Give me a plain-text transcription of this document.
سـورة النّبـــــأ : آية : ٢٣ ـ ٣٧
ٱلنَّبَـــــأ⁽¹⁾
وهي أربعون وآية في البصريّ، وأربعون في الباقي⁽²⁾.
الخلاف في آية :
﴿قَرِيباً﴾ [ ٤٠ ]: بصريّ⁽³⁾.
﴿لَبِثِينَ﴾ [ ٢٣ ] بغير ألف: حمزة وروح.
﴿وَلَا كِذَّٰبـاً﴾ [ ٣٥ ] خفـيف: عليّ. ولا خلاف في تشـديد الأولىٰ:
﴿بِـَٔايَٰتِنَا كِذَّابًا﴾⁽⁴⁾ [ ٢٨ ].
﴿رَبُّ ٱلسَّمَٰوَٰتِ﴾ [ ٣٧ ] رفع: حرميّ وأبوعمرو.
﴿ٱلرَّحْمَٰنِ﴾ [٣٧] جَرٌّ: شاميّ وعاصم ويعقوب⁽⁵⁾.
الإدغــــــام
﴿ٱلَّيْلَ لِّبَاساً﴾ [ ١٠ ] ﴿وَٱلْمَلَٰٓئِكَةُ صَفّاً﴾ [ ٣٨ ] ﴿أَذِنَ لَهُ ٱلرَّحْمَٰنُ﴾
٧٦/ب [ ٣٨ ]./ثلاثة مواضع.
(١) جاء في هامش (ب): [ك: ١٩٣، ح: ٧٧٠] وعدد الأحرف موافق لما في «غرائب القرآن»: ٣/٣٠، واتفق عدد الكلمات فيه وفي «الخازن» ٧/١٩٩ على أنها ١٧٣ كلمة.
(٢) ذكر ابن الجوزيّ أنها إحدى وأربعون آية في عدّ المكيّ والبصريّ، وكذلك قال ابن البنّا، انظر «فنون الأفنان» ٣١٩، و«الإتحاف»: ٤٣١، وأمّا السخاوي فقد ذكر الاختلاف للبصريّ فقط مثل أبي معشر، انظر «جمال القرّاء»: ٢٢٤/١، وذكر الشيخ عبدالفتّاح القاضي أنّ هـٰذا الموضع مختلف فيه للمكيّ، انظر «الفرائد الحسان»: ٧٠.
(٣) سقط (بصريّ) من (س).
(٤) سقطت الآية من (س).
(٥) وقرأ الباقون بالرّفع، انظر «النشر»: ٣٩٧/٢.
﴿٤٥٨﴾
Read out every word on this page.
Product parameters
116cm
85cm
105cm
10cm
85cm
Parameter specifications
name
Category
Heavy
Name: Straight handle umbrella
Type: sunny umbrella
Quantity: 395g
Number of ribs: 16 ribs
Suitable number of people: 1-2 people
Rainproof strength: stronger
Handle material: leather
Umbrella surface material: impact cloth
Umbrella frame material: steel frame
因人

→ EXERCISE: Reproduce every record above exactly as it appears.

→ OUTPUT OF THE EXERCISE:
Give me a plain-text transcription of this document.
سـورة النّبـــــأ : آية : ٢٣ ـ ٣٧
ٱلنَّبَـــــأ⁽¹⁾
وهي أربعون وآية في البصريّ، وأربعون في الباقي⁽²⁾.
الخلاف في آية :
﴿قَرِيباً﴾ [ ٤٠ ]: بصريّ⁽³⁾.
﴿لَبِثِينَ﴾ [ ٢٣ ] بغير ألف: حمزة وروح.
﴿وَلَا كِذَّٰبـاً﴾ [ ٣٥ ] خفـيف: عليّ. ولا خلاف في تشـديد الأولىٰ:
﴿بِـَٔايَٰتِنَا كِذَّابًا﴾⁽⁴⁾ [ ٢٨ ].
﴿رَبُّ ٱلسَّمَٰوَٰتِ﴾ [ ٣٧ ] رفع: حرميّ وأبوعمرو.
﴿ٱلرَّحْمَٰنِ﴾ [٣٧] جَرٌّ: شاميّ وعاصم ويعقوب⁽⁵⁾.
الإدغــــــام
﴿ٱلَّيْلَ لِّبَاساً﴾ [ ١٠ ] ﴿وَٱلْمَلَٰٓئِكَةُ صَفّاً﴾ [ ٣٨ ] ﴿أَذِنَ لَهُ ٱلرَّحْمَٰنُ﴾
٧٦/ب [ ٣٨ ]./ثلاثة مواضع.
(١) جاء في هامش (ب): [ك: ١٩٣، ح: ٧٧٠] وعدد الأحرف موافق لما في «غرائب القرآن»: ٣/٣٠، واتفق عدد الكلمات فيه وفي «الخازن» ٧/١٩٩ على أنها ١٧٣ كلمة.
(٢) ذكر ابن الجوزيّ أنها إحدى وأربعون آية في عدّ المكيّ والبصريّ، وكذلك قال ابن البنّا، انظر «فنون الأفنان» ٣١٩، و«الإتحاف»: ٤٣١، وأمّا السخاوي فقد ذكر الاختلاف للبصريّ فقط مثل أبي معشر، انظر «جمال القرّاء»: ٢٢٤/١، وذكر الشيخ عبدالفتّاح القاضي أنّ هـٰذا الموضع مختلف فيه للمكيّ، انظر «الفرائد الحسان»: ٧٠.
(٣) سقط (بصريّ) من (س).
(٤) سقطت الآية من (س).
(٥) وقرأ الباقون بالرّفع، انظر «النشر»: ٣٩٧/٢.
﴿٤٥٨﴾
Read out every word on this page.
Product parameters
116cm
85cm
105cm
10cm
85cm
Parameter specifications
name
Category
Heavy
Name: Straight handle umbrella
Type: sunny umbrella
Quantity: 395g
Number of ribs: 16 ribs
Suitable number of people: 1-2 people
Rainproof strength: stronger
Handle material: leather
Umbrella surface material: impact cloth
Umbrella frame material: steel frame
因人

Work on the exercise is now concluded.